◆ **TASK**
Exactly as given, repeat all of the entries.

* begin GIVEN RECORDS *

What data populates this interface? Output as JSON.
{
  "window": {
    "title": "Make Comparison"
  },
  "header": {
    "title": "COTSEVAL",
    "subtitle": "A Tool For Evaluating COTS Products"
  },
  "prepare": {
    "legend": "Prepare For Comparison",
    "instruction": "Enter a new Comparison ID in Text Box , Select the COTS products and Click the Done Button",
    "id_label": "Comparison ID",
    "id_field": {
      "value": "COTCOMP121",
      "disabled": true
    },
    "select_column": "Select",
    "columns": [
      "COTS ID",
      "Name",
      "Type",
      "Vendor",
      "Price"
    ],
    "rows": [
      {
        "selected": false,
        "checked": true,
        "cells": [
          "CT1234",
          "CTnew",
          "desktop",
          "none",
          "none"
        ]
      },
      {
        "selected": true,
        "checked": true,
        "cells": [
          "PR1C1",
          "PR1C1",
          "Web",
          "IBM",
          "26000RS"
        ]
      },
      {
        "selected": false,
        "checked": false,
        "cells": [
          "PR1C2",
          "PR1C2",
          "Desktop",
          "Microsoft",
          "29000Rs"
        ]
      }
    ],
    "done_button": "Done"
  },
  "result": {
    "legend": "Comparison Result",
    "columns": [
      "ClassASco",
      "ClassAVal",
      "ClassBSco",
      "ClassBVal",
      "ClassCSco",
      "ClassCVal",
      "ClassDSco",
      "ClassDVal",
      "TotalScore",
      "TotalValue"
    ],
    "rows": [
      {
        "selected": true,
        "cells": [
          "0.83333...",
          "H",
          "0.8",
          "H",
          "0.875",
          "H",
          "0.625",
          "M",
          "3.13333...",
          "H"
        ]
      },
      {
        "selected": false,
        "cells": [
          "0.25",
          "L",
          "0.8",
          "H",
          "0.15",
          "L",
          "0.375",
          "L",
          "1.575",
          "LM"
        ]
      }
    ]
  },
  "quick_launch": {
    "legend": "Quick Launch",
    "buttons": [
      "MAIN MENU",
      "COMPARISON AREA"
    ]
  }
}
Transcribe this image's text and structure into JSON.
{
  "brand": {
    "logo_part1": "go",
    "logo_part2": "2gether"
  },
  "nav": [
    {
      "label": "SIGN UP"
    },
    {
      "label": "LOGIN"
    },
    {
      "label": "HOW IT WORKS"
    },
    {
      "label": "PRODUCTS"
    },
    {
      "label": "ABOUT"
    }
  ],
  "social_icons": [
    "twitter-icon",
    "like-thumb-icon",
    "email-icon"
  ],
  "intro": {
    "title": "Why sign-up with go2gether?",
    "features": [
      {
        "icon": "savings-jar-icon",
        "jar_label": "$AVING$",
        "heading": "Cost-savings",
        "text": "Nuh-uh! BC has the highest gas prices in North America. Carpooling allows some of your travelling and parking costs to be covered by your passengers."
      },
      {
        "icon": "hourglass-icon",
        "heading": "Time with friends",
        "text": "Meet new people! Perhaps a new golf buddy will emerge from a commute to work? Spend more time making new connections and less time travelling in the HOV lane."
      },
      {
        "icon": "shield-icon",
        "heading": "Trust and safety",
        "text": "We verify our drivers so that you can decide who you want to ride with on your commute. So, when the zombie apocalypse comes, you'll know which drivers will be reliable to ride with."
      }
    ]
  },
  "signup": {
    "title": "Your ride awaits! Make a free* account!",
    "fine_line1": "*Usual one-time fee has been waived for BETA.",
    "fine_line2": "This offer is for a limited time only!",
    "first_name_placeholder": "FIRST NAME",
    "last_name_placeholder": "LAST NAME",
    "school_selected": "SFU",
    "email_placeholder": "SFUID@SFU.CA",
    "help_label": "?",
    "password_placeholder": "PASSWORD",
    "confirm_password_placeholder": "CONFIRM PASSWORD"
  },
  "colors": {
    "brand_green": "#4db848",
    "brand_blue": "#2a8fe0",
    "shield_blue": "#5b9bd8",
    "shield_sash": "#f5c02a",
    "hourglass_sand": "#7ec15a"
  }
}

* end GIVEN RECORDS *

◆ **REPLY**
What data populates this interface? Output as JSON.
{
  "window": {
    "title": "Make Comparison"
  },
  "header": {
    "title": "COTSEVAL",
    "subtitle": "A Tool For Evaluating COTS Products"
  },
  "prepare": {
    "legend": "Prepare For Comparison",
    "instruction": "Enter a new Comparison ID in Text Box , Select the COTS products and Click the Done Button",
    "id_label": "Comparison ID",
    "id_field": {
      "value": "COTCOMP121",
      "disabled": true
    },
    "select_column": "Select",
    "columns": [
      "COTS ID",
      "Name",
      "Type",
      "Vendor",
      "Price"
    ],
    "rows": [
      {
        "selected": false,
        "checked": true,
        "cells": [
          "CT1234",
          "CTnew",
          "desktop",
          "none",
          "none"
        ]
      },
      {
        "selected": true,
        "checked": true,
        "cells": [
          "PR1C1",
          "PR1C1",
          "Web",
          "IBM",
          "26000RS"
        ]
      },
      {
        "selected": false,
        "checked": false,
        "cells": [
          "PR1C2",
          "PR1C2",
          "Desktop",
          "Microsoft",
          "29000Rs"
        ]
      }
    ],
    "done_button": "Done"
  },
  "result": {
    "legend": "Comparison Result",
    "columns": [
      "ClassASco",
      "ClassAVal",
      "ClassBSco",
      "ClassBVal",
      "ClassCSco",
      "ClassCVal",
      "ClassDSco",
      "ClassDVal",
      "TotalScore",
      "TotalValue"
    ],
    "rows": [
      {
        "selected": true,
        "cells": [
          "0.83333...",
          "H",
          "0.8",
          "H",
          "0.875",
          "H",
          "0.625",
          "M",
          "3.13333...",
          "H"
        ]
      },
      {
        "selected": false,
        "cells": [
          "0.25",
          "L",
          "0.8",
          "H",
          "0.15",
          "L",
          "0.375",
          "L",
          "1.575",
          "LM"
        ]
      }
    ]
  },
  "quick_launch": {
    "legend": "Quick Launch",
    "buttons": [
      "MAIN MENU",
      "COMPARISON AREA"
    ]
  }
}
Transcribe this image's text and structure into JSON.
{
  "brand": {
    "logo_part1": "go",
    "logo_part2": "2gether"
  },
  "nav": [
    {
      "label": "SIGN UP"
    },
    {
      "label": "LOGIN"
    },
    {
      "label": "HOW IT WORKS"
    },
    {
      "label": "PRODUCTS"
    },
    {
      "label": "ABOUT"
    }
  ],
  "social_icons": [
    "twitter-icon",
    "like-thumb-icon",
    "email-icon"
  ],
  "intro": {
    "title": "Why sign-up with go2gether?",
    "features": [
      {
        "icon": "savings-jar-icon",
        "jar_label": "$AVING$",
        "heading": "Cost-savings",
        "text": "Nuh-uh! BC has the highest gas prices in North America. Carpooling allows some of your travelling and parking costs to be covered by your passengers."
      },
      {
        "icon": "hourglass-icon",
        "heading": "Time with friends",
        "text": "Meet new people! Perhaps a new golf buddy will emerge from a commute to work? Spend more time making new connections and less time travelling in the HOV lane."
      },
      {
        "icon": "shield-icon",
        "heading": "Trust and safety",
        "text": "We verify our drivers so that you can decide who you want to ride with on your commute. So, when the zombie apocalypse comes, you'll know which drivers will be reliable to ride with."
      }
    ]
  },
  "signup": {
    "title": "Your ride awaits! Make a free* account!",
    "fine_line1": "*Usual one-time fee has been waived for BETA.",
    "fine_line2": "This offer is for a limited time only!",
    "first_name_placeholder": "FIRST NAME",
    "last_name_placeholder": "LAST NAME",
    "school_selected": "SFU",
    "email_placeholder": "SFUID@SFU.CA",
    "help_label": "?",
    "password_placeholder": "PASSWORD",
    "confirm_password_placeholder": "CONFIRM PASSWORD"
  },
  "colors": {
    "brand_green": "#4db848",
    "brand_blue": "#2a8fe0",
    "shield_blue": "#5b9bd8",
    "shield_sash": "#f5c02a",
    "hourglass_sand": "#7ec15a"
  }
}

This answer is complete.